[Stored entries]
################
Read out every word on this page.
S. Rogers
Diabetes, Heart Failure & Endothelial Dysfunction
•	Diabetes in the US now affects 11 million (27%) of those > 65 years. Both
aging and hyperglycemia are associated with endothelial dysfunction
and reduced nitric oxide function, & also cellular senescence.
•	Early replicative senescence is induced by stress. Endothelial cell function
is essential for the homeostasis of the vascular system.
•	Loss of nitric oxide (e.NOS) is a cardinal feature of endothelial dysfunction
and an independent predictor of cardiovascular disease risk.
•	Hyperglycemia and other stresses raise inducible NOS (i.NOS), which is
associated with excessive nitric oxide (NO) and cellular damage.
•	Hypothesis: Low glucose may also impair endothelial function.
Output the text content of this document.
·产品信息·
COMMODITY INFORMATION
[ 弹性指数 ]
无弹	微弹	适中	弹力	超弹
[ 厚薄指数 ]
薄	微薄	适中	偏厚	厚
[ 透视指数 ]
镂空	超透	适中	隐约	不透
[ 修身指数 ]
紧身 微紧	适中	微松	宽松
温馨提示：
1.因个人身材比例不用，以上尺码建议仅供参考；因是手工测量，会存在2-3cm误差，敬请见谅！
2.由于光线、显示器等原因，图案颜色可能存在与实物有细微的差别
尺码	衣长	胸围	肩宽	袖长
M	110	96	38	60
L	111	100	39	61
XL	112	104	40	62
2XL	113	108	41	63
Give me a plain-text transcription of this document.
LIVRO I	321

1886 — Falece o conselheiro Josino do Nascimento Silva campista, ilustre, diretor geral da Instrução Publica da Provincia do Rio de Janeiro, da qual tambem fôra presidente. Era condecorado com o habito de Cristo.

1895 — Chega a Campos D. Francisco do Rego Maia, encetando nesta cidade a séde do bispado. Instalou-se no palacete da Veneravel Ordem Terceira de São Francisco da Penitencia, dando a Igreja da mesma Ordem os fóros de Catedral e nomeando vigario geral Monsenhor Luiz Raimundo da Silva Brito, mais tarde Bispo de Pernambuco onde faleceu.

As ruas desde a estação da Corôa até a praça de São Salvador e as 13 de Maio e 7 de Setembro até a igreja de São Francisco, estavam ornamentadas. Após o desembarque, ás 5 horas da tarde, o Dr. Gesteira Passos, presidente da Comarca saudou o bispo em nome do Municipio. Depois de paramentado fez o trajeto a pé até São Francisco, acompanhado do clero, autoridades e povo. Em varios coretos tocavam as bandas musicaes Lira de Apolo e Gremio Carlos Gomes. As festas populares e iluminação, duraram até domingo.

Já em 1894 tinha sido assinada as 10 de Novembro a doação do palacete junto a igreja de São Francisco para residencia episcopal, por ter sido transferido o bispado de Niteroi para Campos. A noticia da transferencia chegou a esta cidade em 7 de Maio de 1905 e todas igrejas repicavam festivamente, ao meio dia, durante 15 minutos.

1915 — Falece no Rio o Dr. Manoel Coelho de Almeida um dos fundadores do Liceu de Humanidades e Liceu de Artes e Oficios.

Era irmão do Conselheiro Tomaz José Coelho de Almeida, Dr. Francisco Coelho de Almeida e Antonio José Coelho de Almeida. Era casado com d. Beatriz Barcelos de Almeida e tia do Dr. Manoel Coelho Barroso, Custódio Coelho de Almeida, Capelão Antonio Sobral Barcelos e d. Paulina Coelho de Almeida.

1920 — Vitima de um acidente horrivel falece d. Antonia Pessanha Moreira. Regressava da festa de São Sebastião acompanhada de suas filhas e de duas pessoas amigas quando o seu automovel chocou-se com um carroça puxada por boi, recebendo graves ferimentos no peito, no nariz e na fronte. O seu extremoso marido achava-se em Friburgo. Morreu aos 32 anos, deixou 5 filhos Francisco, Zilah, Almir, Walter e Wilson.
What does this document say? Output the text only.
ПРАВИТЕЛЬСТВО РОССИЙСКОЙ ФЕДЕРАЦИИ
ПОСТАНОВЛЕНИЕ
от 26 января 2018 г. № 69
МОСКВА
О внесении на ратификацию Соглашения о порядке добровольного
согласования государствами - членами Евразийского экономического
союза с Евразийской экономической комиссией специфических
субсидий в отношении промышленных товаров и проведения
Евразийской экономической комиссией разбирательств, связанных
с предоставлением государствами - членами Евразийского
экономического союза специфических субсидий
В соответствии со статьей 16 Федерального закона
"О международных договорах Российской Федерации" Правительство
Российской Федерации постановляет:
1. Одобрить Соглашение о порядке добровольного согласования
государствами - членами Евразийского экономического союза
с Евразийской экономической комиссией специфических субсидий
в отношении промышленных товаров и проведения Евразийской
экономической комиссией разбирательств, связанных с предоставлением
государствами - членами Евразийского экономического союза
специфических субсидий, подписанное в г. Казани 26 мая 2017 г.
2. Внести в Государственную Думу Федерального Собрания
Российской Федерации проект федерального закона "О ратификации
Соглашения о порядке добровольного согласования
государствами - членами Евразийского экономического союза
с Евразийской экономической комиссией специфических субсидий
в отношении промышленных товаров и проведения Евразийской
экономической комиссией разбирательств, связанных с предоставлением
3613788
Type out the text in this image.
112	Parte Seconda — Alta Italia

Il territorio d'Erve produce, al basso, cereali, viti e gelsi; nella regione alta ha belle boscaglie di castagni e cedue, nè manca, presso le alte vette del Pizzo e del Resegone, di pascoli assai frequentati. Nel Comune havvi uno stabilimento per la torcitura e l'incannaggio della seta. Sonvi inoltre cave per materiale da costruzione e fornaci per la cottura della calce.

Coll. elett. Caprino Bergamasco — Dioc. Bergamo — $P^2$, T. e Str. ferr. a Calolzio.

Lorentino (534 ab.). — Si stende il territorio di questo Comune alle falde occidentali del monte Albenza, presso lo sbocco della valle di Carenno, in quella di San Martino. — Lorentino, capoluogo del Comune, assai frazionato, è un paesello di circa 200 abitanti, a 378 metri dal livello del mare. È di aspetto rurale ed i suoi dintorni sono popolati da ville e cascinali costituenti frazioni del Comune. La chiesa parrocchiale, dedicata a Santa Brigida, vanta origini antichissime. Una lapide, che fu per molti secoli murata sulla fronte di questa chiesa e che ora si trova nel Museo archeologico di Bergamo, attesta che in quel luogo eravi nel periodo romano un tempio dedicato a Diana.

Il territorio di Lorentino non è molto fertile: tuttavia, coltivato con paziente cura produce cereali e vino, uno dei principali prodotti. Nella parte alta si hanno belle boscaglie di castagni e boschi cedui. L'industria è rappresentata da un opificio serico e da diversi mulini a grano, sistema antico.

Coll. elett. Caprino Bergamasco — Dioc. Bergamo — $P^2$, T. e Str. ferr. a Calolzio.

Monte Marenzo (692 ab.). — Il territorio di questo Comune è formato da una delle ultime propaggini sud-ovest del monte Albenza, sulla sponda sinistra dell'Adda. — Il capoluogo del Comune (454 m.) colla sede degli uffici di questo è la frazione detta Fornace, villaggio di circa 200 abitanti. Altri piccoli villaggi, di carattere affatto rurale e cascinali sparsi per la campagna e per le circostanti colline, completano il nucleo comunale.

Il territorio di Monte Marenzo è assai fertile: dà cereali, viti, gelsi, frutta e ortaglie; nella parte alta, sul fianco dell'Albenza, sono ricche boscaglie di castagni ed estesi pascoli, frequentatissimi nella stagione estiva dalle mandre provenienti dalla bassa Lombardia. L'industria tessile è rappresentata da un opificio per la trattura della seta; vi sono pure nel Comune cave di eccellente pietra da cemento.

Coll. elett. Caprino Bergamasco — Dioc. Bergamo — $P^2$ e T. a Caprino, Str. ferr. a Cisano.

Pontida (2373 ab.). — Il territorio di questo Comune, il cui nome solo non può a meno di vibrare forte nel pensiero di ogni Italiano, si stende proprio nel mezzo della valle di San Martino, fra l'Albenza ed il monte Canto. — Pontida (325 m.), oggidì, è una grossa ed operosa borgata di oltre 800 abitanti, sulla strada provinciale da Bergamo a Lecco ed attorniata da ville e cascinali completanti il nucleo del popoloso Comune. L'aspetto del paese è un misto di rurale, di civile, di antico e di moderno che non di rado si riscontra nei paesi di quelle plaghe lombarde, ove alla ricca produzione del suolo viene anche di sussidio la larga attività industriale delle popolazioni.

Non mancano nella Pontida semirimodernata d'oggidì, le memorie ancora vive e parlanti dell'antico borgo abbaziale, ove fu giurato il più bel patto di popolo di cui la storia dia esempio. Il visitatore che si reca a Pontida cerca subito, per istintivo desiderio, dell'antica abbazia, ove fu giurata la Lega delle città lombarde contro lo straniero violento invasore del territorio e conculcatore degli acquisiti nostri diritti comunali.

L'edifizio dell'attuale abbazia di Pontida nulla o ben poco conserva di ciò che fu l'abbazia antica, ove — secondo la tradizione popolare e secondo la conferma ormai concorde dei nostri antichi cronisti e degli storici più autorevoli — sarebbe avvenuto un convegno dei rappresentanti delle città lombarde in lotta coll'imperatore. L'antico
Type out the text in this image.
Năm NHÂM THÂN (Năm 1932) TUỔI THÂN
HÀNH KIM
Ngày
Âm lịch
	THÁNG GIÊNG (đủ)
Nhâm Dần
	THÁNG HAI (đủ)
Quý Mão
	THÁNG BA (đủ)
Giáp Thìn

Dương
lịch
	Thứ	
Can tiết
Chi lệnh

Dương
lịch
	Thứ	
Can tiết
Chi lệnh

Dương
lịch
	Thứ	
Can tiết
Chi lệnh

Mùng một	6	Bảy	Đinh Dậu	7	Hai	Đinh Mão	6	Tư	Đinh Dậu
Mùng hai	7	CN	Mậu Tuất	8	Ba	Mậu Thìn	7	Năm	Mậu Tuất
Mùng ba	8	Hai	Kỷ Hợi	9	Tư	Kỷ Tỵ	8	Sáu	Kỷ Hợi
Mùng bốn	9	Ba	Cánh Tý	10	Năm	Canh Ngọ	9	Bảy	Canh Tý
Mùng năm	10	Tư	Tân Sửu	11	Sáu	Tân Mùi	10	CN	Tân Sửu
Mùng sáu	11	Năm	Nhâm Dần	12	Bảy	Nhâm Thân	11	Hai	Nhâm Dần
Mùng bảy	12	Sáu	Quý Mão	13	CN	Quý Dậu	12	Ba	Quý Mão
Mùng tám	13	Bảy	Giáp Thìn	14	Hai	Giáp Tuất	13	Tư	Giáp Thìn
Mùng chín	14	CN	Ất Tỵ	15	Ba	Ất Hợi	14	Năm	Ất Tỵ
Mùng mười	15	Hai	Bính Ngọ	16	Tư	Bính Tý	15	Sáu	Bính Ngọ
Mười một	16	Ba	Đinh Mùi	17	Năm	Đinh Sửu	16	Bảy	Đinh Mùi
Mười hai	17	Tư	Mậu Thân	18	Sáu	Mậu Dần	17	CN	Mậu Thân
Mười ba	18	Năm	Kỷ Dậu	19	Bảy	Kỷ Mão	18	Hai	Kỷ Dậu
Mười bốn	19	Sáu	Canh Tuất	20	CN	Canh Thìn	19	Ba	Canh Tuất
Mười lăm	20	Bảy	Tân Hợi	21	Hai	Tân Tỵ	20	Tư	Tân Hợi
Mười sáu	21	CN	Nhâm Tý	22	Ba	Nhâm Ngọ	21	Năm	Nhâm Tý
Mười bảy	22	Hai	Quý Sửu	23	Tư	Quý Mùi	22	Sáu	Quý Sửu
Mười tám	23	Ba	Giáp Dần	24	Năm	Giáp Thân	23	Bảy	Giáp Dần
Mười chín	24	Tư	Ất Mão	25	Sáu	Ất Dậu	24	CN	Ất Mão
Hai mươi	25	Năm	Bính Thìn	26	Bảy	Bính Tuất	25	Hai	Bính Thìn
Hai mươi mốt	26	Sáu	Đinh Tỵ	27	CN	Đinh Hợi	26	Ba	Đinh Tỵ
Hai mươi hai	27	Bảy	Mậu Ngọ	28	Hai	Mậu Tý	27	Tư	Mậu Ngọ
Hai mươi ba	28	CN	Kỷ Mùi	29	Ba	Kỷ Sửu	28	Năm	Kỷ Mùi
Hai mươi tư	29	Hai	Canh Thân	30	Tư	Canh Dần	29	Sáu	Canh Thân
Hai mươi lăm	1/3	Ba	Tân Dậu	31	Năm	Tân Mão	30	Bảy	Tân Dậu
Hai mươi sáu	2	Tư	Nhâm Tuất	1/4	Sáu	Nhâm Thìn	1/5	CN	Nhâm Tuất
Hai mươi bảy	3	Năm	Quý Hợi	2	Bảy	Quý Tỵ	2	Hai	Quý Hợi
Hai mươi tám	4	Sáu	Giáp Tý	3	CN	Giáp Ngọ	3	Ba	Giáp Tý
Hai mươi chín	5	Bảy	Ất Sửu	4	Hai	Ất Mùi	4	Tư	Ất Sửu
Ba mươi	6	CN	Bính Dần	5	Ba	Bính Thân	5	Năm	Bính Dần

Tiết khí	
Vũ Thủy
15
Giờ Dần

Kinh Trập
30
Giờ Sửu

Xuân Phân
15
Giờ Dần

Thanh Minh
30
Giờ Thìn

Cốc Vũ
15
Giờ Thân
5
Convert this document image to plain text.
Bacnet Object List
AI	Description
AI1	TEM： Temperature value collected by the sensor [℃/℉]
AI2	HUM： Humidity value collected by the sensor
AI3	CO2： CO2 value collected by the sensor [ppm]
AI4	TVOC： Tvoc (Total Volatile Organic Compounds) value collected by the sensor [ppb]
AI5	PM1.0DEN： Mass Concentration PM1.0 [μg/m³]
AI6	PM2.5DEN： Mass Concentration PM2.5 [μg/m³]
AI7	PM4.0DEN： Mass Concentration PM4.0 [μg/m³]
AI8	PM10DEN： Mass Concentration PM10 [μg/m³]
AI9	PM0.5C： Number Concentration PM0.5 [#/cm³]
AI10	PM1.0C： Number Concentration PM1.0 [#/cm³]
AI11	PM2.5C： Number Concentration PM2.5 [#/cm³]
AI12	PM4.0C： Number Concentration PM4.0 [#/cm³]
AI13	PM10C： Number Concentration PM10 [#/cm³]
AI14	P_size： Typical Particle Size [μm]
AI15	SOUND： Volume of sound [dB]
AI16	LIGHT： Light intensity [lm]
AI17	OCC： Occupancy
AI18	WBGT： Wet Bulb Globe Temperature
################
### Work to complete
In the entries above, some lines may contain the string "Diabetes"; report how many, without additional comment.

### Completed exercise
2